MATERIAL SHOWN:
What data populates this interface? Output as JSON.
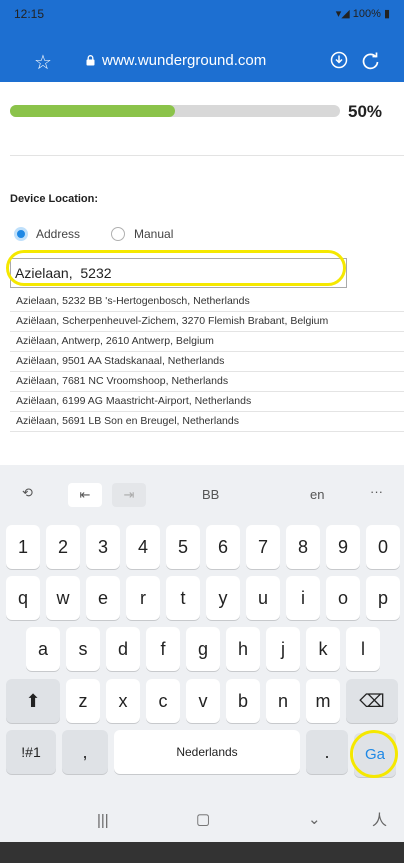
{
  "status_bar": {
    "time": "12:15",
    "battery": "100%"
  },
  "browser": {
    "url": "www.wunderground.com",
    "colors": {
      "chrome": "#1d6fd1"
    }
  },
  "progress": {
    "value": 0.5,
    "label": "50%",
    "colors": {
      "fill": "#8bc34a",
      "track": "#d8d8d8"
    }
  },
  "form": {
    "section_label": "Device Location:",
    "radio_address": "Address",
    "radio_manual": "Manual",
    "address_value": "Azielaan,  5232"
  },
  "suggestions": [
    "Azielaan, 5232 BB 's-Hertogenbosch, Netherlands",
    "Aziëlaan, Scherpenheuvel-Zichem, 3270 Flemish Brabant, Belgium",
    "Aziëlaan, Antwerp, 2610 Antwerp, Belgium",
    "Aziëlaan, 9501 AA Stadskanaal, Netherlands",
    "Aziëlaan, 7681 NC Vroomshoop, Netherlands",
    "Aziëlaan, 6199 AG Maastricht-Airport, Netherlands",
    "Aziëlaan, 5691 LB Son en Breugel, Netherlands"
  ],
  "keyboard": {
    "toolbar": {
      "bb": "BB",
      "lang": "en",
      "more": "···"
    },
    "row1": [
      "1",
      "2",
      "3",
      "4",
      "5",
      "6",
      "7",
      "8",
      "9",
      "0"
    ],
    "row2": [
      "q",
      "w",
      "e",
      "r",
      "t",
      "y",
      "u",
      "i",
      "o",
      "p"
    ],
    "row3": [
      "a",
      "s",
      "d",
      "f",
      "g",
      "h",
      "j",
      "k",
      "l"
    ],
    "row4": [
      "z",
      "x",
      "c",
      "v",
      "b",
      "n",
      "m"
    ],
    "symbols_label": "!#1",
    "comma": ",",
    "space_label": "Nederlands",
    "period": ".",
    "go_label": "Ga",
    "colors": {
      "go_text": "#1e88e5",
      "highlight": "#f5e800"
    }
  }
}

THE PROBLEM: Quote the records above exactly, leaving out any pictures.

EXPECTED ANSWER:
What data populates this interface? Output as JSON.
{
  "status_bar": {
    "time": "12:15",
    "battery": "100%"
  },
  "browser": {
    "url": "www.wunderground.com",
    "colors": {
      "chrome": "#1d6fd1"
    }
  },
  "progress": {
    "value": 0.5,
    "label": "50%",
    "colors": {
      "fill": "#8bc34a",
      "track": "#d8d8d8"
    }
  },
  "form": {
    "section_label": "Device Location:",
    "radio_address": "Address",
    "radio_manual": "Manual",
    "address_value": "Azielaan,  5232"
  },
  "suggestions": [
    "Azielaan, 5232 BB 's-Hertogenbosch, Netherlands",
    "Aziëlaan, Scherpenheuvel-Zichem, 3270 Flemish Brabant, Belgium",
    "Aziëlaan, Antwerp, 2610 Antwerp, Belgium",
    "Aziëlaan, 9501 AA Stadskanaal, Netherlands",
    "Aziëlaan, 7681 NC Vroomshoop, Netherlands",
    "Aziëlaan, 6199 AG Maastricht-Airport, Netherlands",
    "Aziëlaan, 5691 LB Son en Breugel, Netherlands"
  ],
  "keyboard": {
    "toolbar": {
      "bb": "BB",
      "lang": "en",
      "more": "···"
    },
    "row1": [
      "1",
      "2",
      "3",
      "4",
      "5",
      "6",
      "7",
      "8",
      "9",
      "0"
    ],
    "row2": [
      "q",
      "w",
      "e",
      "r",
      "t",
      "y",
      "u",
      "i",
      "o",
      "p"
    ],
    "row3": [
      "a",
      "s",
      "d",
      "f",
      "g",
      "h",
      "j",
      "k",
      "l"
    ],
    "row4": [
      "z",
      "x",
      "c",
      "v",
      "b",
      "n",
      "m"
    ],
    "symbols_label": "!#1",
    "comma": ",",
    "space_label": "Nederlands",
    "period": ".",
    "go_label": "Ga",
    "colors": {
      "go_text": "#1e88e5",
      "highlight": "#f5e800"
    }
  }
}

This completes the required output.